- EXERCISE BRIEF -
Report how many lines of the following entries include the string "Ibrahim"; respond with the number alone.

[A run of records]
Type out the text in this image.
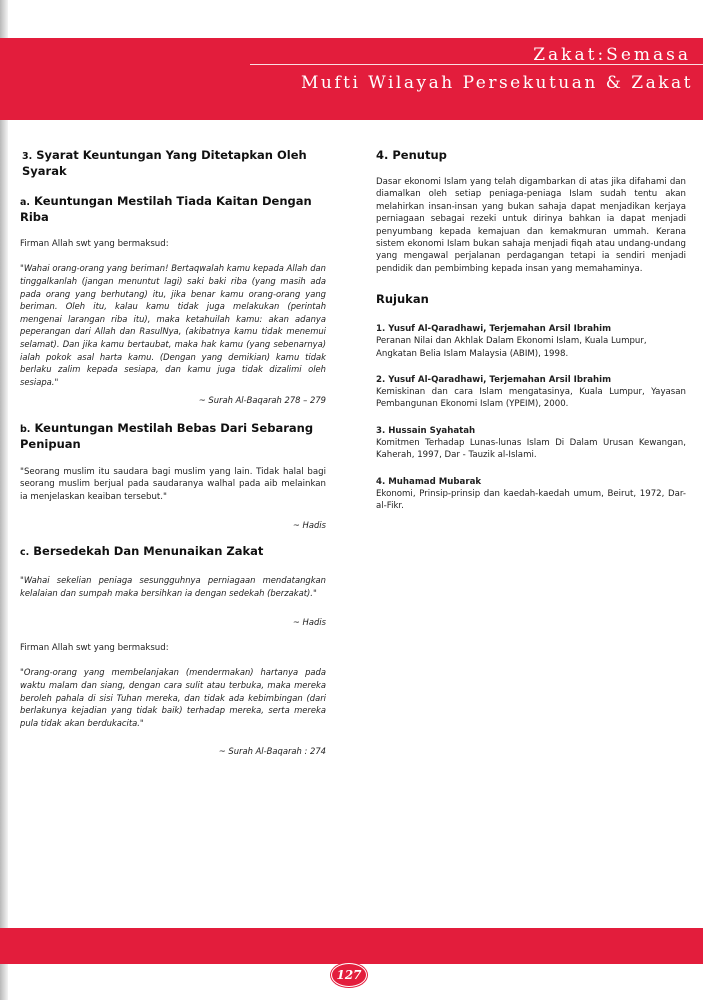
Zakat:Semasa
Mufti Wilayah Persekutuan & Zakat
3. Syarat Keuntungan Yang Ditetapkan Oleh Syarak
a. Keuntungan Mestilah Tiada Kaitan Dengan Riba

Firman Allah swt yang bermaksud:

"Wahai orang-orang yang beriman! Bertaqwalah kamu kepada Allah dan tinggalkanlah (jangan menuntut lagi) saki baki riba (yang masih ada pada orang yang berhutang) itu, jika benar kamu orang-orang yang beriman. Oleh itu, kalau kamu tidak juga melakukan (perintah mengenai larangan riba itu), maka ketahuilah kamu: akan adanya peperangan dari Allah dan RasulNya, (akibatnya kamu tidak menemui selamat). Dan jika kamu bertaubat, maka hak kamu (yang sebenarnya) ialah pokok asal harta kamu. (Dengan yang demikian) kamu tidak berlaku zalim kepada sesiapa, dan kamu juga tidak dizalimi oleh sesiapa."

~ Surah Al-Baqarah 278 – 279

b. Keuntungan Mestilah Bebas Dari Sebarang Penipuan

"Seorang muslim itu saudara bagi muslim yang lain. Tidak halal bagi seorang muslim berjual pada saudaranya walhal pada aib melainkan ia menjelaskan keaiban tersebut."

~ Hadis

c. Bersedekah Dan Menunaikan Zakat

"Wahai sekelian peniaga sesungguhnya perniagaan mendatangkan kelalaian dan sumpah maka bersihkan ia dengan sedekah (berzakat)."

~ Hadis

Firman Allah swt yang bermaksud:

"Orang-orang yang membelanjakan (mendermakan) hartanya pada waktu malam dan siang, dengan cara sulit atau terbuka, maka mereka beroleh pahala di sisi Tuhan mereka, dan tidak ada kebimbingan (dari berlakunya kejadian yang tidak baik) terhadap mereka, serta mereka pula tidak akan berdukacita."

~ Surah Al-Baqarah : 274

4. Penutup

Dasar ekonomi Islam yang telah digambarkan di atas jika difahami dan diamalkan oleh setiap peniaga-peniaga Islam sudah tentu akan melahirkan insan-insan yang bukan sahaja dapat menjadikan kerjaya perniagaan sebagai rezeki untuk dirinya bahkan ia dapat menjadi penyumbang kepada kemajuan dan kemakmuran ummah. Kerana sistem ekonomi Islam bukan sahaja menjadi fiqah atau undang-undang yang mengawal perjalanan perdagangan tetapi ia sendiri menjadi pendidik dan pembimbing kepada insan yang memahaminya.

Rujukan

1. Yusuf Al-Qaradhawi, Terjemahan Arsil Ibrahim

Peranan Nilai dan Akhlak Dalam Ekonomi Islam, Kuala Lumpur, Angkatan Belia Islam Malaysia (ABIM), 1998.

2. Yusuf Al-Qaradhawi, Terjemahan Arsil Ibrahim

Kemiskinan dan cara Islam mengatasinya, Kuala Lumpur, Yayasan Pembangunan Ekonomi Islam (YPEIM), 2000.

3. Hussain Syahatah

Komitmen Terhadap Lunas-lunas Islam Di Dalam Urusan Kewangan, Kaherah, 1997, Dar - Tauzik al-Islami.

4. Muhamad Mubarak

Ekonomi, Prinsip-prinsip dan kaedah-kaedah umum, Beirut, 1972, Dar-al-Fikr.

127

- TASK RESPONSE -
2